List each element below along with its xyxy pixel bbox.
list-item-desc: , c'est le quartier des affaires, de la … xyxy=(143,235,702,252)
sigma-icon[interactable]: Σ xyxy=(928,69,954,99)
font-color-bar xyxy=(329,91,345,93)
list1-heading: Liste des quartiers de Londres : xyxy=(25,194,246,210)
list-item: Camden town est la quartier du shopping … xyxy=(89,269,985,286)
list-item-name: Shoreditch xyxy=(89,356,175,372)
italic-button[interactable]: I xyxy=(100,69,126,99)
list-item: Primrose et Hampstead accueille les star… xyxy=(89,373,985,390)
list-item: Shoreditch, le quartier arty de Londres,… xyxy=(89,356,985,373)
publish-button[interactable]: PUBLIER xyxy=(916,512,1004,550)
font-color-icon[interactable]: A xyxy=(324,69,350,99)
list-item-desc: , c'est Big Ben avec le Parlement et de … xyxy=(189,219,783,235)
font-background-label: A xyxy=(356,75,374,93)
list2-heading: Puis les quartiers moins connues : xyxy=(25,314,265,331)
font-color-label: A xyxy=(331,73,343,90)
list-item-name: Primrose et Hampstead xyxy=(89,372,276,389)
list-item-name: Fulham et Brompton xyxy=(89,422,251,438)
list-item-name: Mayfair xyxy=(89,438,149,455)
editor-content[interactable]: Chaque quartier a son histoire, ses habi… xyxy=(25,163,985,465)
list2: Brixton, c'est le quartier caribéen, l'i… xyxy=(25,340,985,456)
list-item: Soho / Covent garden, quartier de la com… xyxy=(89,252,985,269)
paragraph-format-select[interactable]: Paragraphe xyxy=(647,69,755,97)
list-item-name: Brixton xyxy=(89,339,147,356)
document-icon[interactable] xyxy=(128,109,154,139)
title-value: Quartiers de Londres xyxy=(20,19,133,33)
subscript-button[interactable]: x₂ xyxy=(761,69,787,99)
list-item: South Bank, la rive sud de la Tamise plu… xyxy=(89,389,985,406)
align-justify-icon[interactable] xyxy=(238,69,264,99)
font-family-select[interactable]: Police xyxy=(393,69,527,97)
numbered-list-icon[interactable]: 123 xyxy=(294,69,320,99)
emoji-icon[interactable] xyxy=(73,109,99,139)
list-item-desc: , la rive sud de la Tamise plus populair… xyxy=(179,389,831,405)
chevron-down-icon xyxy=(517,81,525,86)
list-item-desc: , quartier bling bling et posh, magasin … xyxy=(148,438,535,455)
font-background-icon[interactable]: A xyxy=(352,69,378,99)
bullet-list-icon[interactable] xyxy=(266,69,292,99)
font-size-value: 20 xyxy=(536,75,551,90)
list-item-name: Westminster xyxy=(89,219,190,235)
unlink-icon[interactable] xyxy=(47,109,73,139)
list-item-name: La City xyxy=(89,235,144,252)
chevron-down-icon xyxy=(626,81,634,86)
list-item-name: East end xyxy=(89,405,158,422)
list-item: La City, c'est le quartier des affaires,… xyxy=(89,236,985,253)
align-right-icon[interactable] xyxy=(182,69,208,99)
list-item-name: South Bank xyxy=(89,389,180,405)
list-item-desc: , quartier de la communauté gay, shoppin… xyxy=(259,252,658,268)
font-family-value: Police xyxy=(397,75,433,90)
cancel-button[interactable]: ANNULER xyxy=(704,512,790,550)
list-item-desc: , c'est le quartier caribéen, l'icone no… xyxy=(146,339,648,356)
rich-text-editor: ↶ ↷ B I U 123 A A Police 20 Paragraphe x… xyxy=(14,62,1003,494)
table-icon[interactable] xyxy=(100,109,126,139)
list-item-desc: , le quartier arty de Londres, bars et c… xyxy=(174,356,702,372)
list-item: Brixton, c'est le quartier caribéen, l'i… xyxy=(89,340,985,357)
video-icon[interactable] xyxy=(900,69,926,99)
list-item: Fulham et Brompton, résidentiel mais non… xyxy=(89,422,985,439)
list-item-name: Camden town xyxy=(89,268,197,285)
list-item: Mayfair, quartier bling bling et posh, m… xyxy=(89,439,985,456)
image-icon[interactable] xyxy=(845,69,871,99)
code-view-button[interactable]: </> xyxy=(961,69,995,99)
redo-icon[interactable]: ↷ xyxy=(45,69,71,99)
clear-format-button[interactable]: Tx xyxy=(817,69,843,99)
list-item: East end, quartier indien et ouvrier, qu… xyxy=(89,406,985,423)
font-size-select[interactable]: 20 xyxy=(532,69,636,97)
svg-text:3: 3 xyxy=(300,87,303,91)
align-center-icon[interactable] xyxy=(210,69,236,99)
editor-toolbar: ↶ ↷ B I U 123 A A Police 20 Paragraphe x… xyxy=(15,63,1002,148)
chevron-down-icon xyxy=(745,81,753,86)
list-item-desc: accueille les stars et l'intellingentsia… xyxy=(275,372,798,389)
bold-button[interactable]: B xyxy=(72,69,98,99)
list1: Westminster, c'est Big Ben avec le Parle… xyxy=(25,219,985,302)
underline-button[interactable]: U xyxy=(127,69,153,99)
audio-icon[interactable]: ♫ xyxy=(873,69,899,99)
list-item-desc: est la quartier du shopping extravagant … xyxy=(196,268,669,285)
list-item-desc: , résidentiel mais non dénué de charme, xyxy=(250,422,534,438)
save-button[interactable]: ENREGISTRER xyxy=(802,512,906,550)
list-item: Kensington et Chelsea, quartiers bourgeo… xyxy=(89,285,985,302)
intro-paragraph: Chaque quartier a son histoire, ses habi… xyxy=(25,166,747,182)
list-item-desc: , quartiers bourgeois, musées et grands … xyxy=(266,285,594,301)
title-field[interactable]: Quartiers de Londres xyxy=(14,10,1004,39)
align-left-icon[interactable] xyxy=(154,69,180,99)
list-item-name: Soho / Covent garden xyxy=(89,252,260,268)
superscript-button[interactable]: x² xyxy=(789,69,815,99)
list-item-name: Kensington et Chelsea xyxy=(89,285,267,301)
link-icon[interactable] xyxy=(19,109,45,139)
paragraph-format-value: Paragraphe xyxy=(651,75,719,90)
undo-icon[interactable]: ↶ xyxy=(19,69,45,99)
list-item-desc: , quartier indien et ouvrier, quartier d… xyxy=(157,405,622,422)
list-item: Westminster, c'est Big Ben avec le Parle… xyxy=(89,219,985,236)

WORK TO DO: Reproduce every line of the entries above verbatim, without changing anything.

EXPECTED ANSWER:
List each element below along with its xyxy pixel bbox.
list-item-desc: , c'est le quartier des affaires, de la … xyxy=(143,235,702,252)
sigma-icon[interactable]: Σ xyxy=(928,69,954,99)
font-color-bar xyxy=(329,91,345,93)
list1-heading: Liste des quartiers de Londres : xyxy=(25,194,246,210)
list-item: Camden town est la quartier du shopping … xyxy=(89,269,985,286)
list-item-name: Shoreditch xyxy=(89,356,175,372)
italic-button[interactable]: I xyxy=(100,69,126,99)
list-item: Primrose et Hampstead accueille les star… xyxy=(89,373,985,390)
list-item: Shoreditch, le quartier arty de Londres,… xyxy=(89,356,985,373)
publish-button[interactable]: PUBLIER xyxy=(916,512,1004,550)
font-color-icon[interactable]: A xyxy=(324,69,350,99)
list-item-desc: , c'est Big Ben avec le Parlement et de … xyxy=(189,219,783,235)
font-background-label: A xyxy=(356,75,374,93)
list2-heading: Puis les quartiers moins connues : xyxy=(25,314,265,331)
font-color-label: A xyxy=(331,73,343,90)
list-item-name: Primrose et Hampstead xyxy=(89,372,276,389)
list-item-name: Fulham et Brompton xyxy=(89,422,251,438)
list-item-name: Mayfair xyxy=(89,438,149,455)
editor-content[interactable]: Chaque quartier a son histoire, ses habi… xyxy=(25,163,985,465)
list2: Brixton, c'est le quartier caribéen, l'i… xyxy=(25,340,985,456)
list-item: Soho / Covent garden, quartier de la com… xyxy=(89,252,985,269)
paragraph-format-select[interactable]: Paragraphe xyxy=(647,69,755,97)
list-item-name: Brixton xyxy=(89,339,147,356)
document-icon[interactable] xyxy=(128,109,154,139)
title-value: Quartiers de Londres xyxy=(20,19,133,33)
subscript-button[interactable]: x₂ xyxy=(761,69,787,99)
list-item: South Bank, la rive sud de la Tamise plu… xyxy=(89,389,985,406)
align-justify-icon[interactable] xyxy=(238,69,264,99)
font-family-select[interactable]: Police xyxy=(393,69,527,97)
numbered-list-icon[interactable]: 123 xyxy=(294,69,320,99)
emoji-icon[interactable] xyxy=(73,109,99,139)
list-item-desc: , la rive sud de la Tamise plus populair… xyxy=(179,389,831,405)
chevron-down-icon xyxy=(517,81,525,86)
list-item-desc: , quartier bling bling et posh, magasin … xyxy=(148,438,535,455)
font-background-icon[interactable]: A xyxy=(352,69,378,99)
bullet-list-icon[interactable] xyxy=(266,69,292,99)
font-size-value: 20 xyxy=(536,75,551,90)
list-item-name: Westminster xyxy=(89,219,190,235)
unlink-icon[interactable] xyxy=(47,109,73,139)
list-item-name: La City xyxy=(89,235,144,252)
chevron-down-icon xyxy=(626,81,634,86)
list-item-name: East end xyxy=(89,405,158,422)
list-item: La City, c'est le quartier des affaires,… xyxy=(89,236,985,253)
align-right-icon[interactable] xyxy=(182,69,208,99)
list-item-name: South Bank xyxy=(89,389,180,405)
list-item-desc: , quartier de la communauté gay, shoppin… xyxy=(259,252,658,268)
font-family-value: Police xyxy=(397,75,433,90)
cancel-button[interactable]: ANNULER xyxy=(704,512,790,550)
list-item-desc: , c'est le quartier caribéen, l'icone no… xyxy=(146,339,648,356)
rich-text-editor: ↶ ↷ B I U 123 A A Police 20 Paragraphe x… xyxy=(14,62,1003,494)
table-icon[interactable] xyxy=(100,109,126,139)
list-item-desc: , le quartier arty de Londres, bars et c… xyxy=(174,356,702,372)
list-item: Brixton, c'est le quartier caribéen, l'i… xyxy=(89,340,985,357)
video-icon[interactable] xyxy=(900,69,926,99)
list-item: Fulham et Brompton, résidentiel mais non… xyxy=(89,422,985,439)
list-item-name: Camden town xyxy=(89,268,197,285)
list-item: Mayfair, quartier bling bling et posh, m… xyxy=(89,439,985,456)
image-icon[interactable] xyxy=(845,69,871,99)
code-view-button[interactable]: </> xyxy=(961,69,995,99)
redo-icon[interactable]: ↷ xyxy=(45,69,71,99)
clear-format-button[interactable]: Tx xyxy=(817,69,843,99)
list-item: East end, quartier indien et ouvrier, qu… xyxy=(89,406,985,423)
font-size-select[interactable]: 20 xyxy=(532,69,636,97)
svg-text:3: 3 xyxy=(300,87,303,91)
align-center-icon[interactable] xyxy=(210,69,236,99)
editor-toolbar: ↶ ↷ B I U 123 A A Police 20 Paragraphe x… xyxy=(15,63,1002,148)
chevron-down-icon xyxy=(745,81,753,86)
list-item-desc: accueille les stars et l'intellingentsia… xyxy=(275,372,798,389)
bold-button[interactable]: B xyxy=(72,69,98,99)
list1: Westminster, c'est Big Ben avec le Parle… xyxy=(25,219,985,302)
underline-button[interactable]: U xyxy=(127,69,153,99)
audio-icon[interactable]: ♫ xyxy=(873,69,899,99)
list-item-desc: est la quartier du shopping extravagant … xyxy=(196,268,669,285)
list-item-desc: , résidentiel mais non dénué de charme, xyxy=(250,422,534,438)
save-button[interactable]: ENREGISTRER xyxy=(802,512,906,550)
list-item: Kensington et Chelsea, quartiers bourgeo… xyxy=(89,285,985,302)
intro-paragraph: Chaque quartier a son histoire, ses habi… xyxy=(25,166,747,182)
list-item-desc: , quartiers bourgeois, musées et grands … xyxy=(266,285,594,301)
title-field[interactable]: Quartiers de Londres xyxy=(14,10,1004,39)
align-left-icon[interactable] xyxy=(154,69,180,99)
list-item-name: Soho / Covent garden xyxy=(89,252,260,268)
superscript-button[interactable]: x² xyxy=(789,69,815,99)
list-item-name: Kensington et Chelsea xyxy=(89,285,267,301)
link-icon[interactable] xyxy=(19,109,45,139)
paragraph-format-value: Paragraphe xyxy=(651,75,719,90)
undo-icon[interactable]: ↶ xyxy=(19,69,45,99)
list-item-desc: , quartier indien et ouvrier, quartier d… xyxy=(157,405,622,422)
list-item: Westminster, c'est Big Ben avec le Parle… xyxy=(89,219,985,236)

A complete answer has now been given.